Work to complete:
Every line containing the word "sera" needs to be found and copied.

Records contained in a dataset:
"""
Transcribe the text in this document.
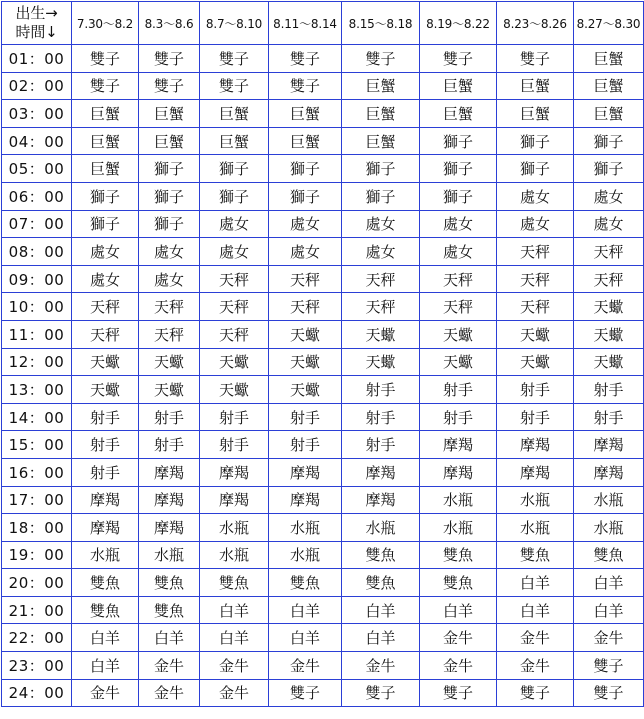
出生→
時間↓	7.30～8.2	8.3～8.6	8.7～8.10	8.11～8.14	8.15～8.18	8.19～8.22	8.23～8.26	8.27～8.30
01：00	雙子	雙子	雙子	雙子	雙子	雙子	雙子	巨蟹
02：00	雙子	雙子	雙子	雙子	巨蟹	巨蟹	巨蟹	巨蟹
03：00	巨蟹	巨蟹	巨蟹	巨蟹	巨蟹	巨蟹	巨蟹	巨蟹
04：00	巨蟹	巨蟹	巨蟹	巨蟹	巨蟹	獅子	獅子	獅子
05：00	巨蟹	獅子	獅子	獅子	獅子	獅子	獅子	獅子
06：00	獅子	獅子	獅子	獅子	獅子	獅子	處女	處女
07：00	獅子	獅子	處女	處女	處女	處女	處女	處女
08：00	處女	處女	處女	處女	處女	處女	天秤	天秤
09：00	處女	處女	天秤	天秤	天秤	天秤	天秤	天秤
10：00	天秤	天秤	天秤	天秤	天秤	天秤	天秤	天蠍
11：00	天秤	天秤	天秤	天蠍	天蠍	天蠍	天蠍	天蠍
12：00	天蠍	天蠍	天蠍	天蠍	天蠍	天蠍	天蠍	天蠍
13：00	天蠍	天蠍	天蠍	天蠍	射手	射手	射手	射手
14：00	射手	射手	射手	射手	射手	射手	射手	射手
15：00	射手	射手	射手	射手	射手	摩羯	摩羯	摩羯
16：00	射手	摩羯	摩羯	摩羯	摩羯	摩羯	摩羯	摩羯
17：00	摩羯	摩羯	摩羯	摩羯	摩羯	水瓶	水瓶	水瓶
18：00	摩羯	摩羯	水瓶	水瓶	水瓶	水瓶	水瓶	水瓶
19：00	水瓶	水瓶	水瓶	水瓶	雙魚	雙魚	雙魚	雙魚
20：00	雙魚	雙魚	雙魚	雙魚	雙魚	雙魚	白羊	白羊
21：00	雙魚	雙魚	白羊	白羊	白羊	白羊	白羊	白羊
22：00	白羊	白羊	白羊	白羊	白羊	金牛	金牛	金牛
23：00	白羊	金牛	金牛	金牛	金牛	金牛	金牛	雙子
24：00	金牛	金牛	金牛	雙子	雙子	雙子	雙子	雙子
"""
"""
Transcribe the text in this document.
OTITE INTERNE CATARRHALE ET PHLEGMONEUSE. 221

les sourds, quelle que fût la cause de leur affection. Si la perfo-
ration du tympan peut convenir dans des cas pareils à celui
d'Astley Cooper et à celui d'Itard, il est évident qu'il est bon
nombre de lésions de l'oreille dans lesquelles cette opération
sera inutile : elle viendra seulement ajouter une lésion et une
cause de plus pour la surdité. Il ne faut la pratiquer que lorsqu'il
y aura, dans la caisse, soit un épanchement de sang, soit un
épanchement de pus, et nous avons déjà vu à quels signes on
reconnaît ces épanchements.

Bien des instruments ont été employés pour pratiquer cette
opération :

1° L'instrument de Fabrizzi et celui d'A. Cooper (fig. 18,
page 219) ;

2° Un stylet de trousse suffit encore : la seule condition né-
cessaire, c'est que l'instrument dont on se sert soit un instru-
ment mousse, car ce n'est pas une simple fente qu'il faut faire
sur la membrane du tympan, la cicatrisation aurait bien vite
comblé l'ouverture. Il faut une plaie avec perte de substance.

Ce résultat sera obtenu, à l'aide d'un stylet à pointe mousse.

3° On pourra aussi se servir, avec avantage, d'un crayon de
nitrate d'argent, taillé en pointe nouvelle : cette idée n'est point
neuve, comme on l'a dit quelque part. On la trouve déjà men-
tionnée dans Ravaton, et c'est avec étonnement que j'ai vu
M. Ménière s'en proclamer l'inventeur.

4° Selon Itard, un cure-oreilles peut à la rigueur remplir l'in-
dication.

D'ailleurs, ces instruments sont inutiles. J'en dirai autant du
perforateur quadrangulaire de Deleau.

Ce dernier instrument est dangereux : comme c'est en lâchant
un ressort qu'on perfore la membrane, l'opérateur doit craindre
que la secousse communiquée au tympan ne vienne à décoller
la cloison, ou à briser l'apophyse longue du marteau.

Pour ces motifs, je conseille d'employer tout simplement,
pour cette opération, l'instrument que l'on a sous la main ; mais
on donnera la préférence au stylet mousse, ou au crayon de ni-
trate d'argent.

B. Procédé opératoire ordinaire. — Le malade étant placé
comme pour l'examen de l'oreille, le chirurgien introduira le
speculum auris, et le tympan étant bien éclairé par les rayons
"""
Exercise answer:
sera inutile : elle viendra seulement ajouter une lésion et une
Ce résultat sera obtenu, à l'aide d'un stylet à pointe mousse.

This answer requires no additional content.